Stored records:

▬▬▬▬▬▬

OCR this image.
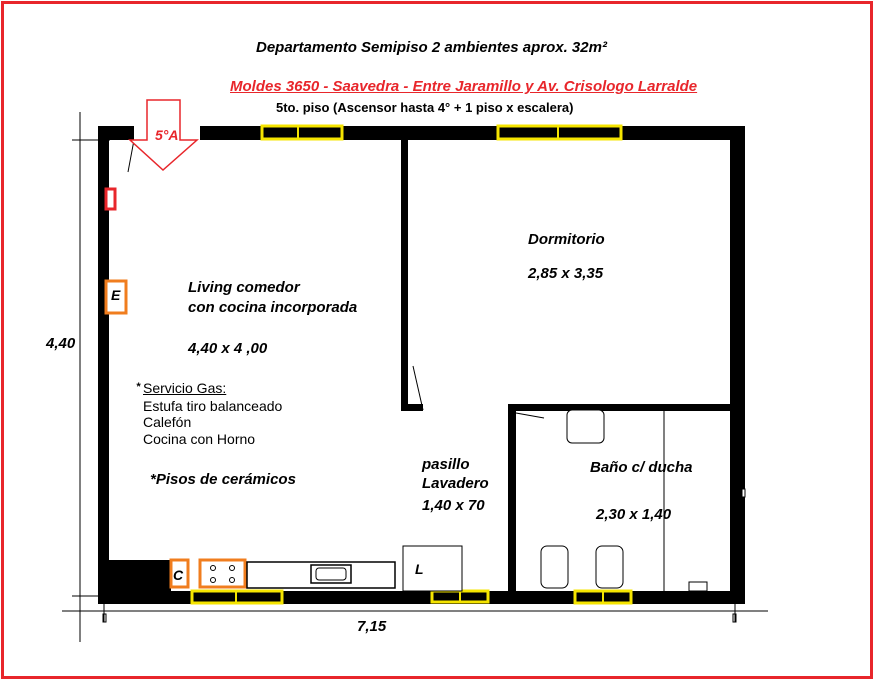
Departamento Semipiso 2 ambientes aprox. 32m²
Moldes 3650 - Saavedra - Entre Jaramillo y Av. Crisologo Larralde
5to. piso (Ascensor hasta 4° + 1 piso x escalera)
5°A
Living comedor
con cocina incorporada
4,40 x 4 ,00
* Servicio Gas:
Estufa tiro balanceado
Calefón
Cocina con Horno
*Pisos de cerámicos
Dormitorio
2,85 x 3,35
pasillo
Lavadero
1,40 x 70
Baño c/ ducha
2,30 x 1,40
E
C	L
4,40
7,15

▬▬▬▬▬▬

**EXERCISE DETAILS**. Copy out all the records exactly, excluding pictures.

**REPLY TO THE TASK**.
OCR this image.
Departamento Semipiso 2 ambientes aprox. 32m²
Moldes 3650 - Saavedra - Entre Jaramillo y Av. Crisologo Larralde
5to. piso (Ascensor hasta 4° + 1 piso x escalera)
5°A
Living comedor
con cocina incorporada
4,40 x 4 ,00
* Servicio Gas:
Estufa tiro balanceado
Calefón
Cocina con Horno
*Pisos de cerámicos
Dormitorio
2,85 x 3,35
pasillo
Lavadero
1,40 x 70
Baño c/ ducha
2,30 x 1,40
E
C	L
4,40
7,15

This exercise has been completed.